**Short task**
Every entry must be duplicated precisely as written.

**Items from a dataset**
▼▼▼

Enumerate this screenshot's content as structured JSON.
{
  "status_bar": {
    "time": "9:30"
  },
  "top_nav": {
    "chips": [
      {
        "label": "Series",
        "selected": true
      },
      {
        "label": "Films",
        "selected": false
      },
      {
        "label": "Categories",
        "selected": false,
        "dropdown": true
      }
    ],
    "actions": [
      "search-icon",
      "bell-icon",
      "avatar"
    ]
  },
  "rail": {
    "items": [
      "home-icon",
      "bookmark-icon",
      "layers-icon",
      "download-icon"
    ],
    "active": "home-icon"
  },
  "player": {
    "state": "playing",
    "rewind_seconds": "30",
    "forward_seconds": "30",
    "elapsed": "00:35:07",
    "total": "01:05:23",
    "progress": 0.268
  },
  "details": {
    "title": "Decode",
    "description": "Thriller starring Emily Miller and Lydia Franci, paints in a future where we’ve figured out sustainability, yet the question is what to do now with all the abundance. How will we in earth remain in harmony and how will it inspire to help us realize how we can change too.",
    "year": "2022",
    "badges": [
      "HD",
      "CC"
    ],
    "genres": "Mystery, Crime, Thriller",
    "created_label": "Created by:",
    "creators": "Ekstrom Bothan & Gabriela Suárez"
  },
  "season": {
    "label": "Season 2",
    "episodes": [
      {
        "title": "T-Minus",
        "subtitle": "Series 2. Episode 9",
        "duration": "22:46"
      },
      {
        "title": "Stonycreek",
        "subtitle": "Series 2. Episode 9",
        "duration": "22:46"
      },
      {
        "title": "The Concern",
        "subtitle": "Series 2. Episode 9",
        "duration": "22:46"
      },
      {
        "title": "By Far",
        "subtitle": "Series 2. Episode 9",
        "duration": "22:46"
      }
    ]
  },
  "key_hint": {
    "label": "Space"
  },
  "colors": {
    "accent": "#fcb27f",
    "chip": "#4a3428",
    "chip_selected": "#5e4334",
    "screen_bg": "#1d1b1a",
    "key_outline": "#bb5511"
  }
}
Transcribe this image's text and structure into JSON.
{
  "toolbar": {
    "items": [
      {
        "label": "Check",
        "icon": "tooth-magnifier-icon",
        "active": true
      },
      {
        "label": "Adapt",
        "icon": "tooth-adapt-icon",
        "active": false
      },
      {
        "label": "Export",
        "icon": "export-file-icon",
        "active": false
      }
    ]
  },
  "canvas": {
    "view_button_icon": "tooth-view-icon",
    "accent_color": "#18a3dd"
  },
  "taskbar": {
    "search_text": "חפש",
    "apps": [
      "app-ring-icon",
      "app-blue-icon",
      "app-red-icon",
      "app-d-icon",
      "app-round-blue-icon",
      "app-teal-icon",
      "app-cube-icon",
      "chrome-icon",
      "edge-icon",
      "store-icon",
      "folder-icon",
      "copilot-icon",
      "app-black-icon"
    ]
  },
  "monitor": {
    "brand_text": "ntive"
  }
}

▲▲▲

**Written answer**
Enumerate this screenshot's content as structured JSON.
{
  "status_bar": {
    "time": "9:30"
  },
  "top_nav": {
    "chips": [
      {
        "label": "Series",
        "selected": true
      },
      {
        "label": "Films",
        "selected": false
      },
      {
        "label": "Categories",
        "selected": false,
        "dropdown": true
      }
    ],
    "actions": [
      "search-icon",
      "bell-icon",
      "avatar"
    ]
  },
  "rail": {
    "items": [
      "home-icon",
      "bookmark-icon",
      "layers-icon",
      "download-icon"
    ],
    "active": "home-icon"
  },
  "player": {
    "state": "playing",
    "rewind_seconds": "30",
    "forward_seconds": "30",
    "elapsed": "00:35:07",
    "total": "01:05:23",
    "progress": 0.268
  },
  "details": {
    "title": "Decode",
    "description": "Thriller starring Emily Miller and Lydia Franci, paints in a future where we’ve figured out sustainability, yet the question is what to do now with all the abundance. How will we in earth remain in harmony and how will it inspire to help us realize how we can change too.",
    "year": "2022",
    "badges": [
      "HD",
      "CC"
    ],
    "genres": "Mystery, Crime, Thriller",
    "created_label": "Created by:",
    "creators": "Ekstrom Bothan & Gabriela Suárez"
  },
  "season": {
    "label": "Season 2",
    "episodes": [
      {
        "title": "T-Minus",
        "subtitle": "Series 2. Episode 9",
        "duration": "22:46"
      },
      {
        "title": "Stonycreek",
        "subtitle": "Series 2. Episode 9",
        "duration": "22:46"
      },
      {
        "title": "The Concern",
        "subtitle": "Series 2. Episode 9",
        "duration": "22:46"
      },
      {
        "title": "By Far",
        "subtitle": "Series 2. Episode 9",
        "duration": "22:46"
      }
    ]
  },
  "key_hint": {
    "label": "Space"
  },
  "colors": {
    "accent": "#fcb27f",
    "chip": "#4a3428",
    "chip_selected": "#5e4334",
    "screen_bg": "#1d1b1a",
    "key_outline": "#bb5511"
  }
}
Transcribe this image's text and structure into JSON.
{
  "toolbar": {
    "items": [
      {
        "label": "Check",
        "icon": "tooth-magnifier-icon",
        "active": true
      },
      {
        "label": "Adapt",
        "icon": "tooth-adapt-icon",
        "active": false
      },
      {
        "label": "Export",
        "icon": "export-file-icon",
        "active": false
      }
    ]
  },
  "canvas": {
    "view_button_icon": "tooth-view-icon",
    "accent_color": "#18a3dd"
  },
  "taskbar": {
    "search_text": "חפש",
    "apps": [
      "app-ring-icon",
      "app-blue-icon",
      "app-red-icon",
      "app-d-icon",
      "app-round-blue-icon",
      "app-teal-icon",
      "app-cube-icon",
      "chrome-icon",
      "edge-icon",
      "store-icon",
      "folder-icon",
      "copilot-icon",
      "app-black-icon"
    ]
  },
  "monitor": {
    "brand_text": "ntive"
  }
}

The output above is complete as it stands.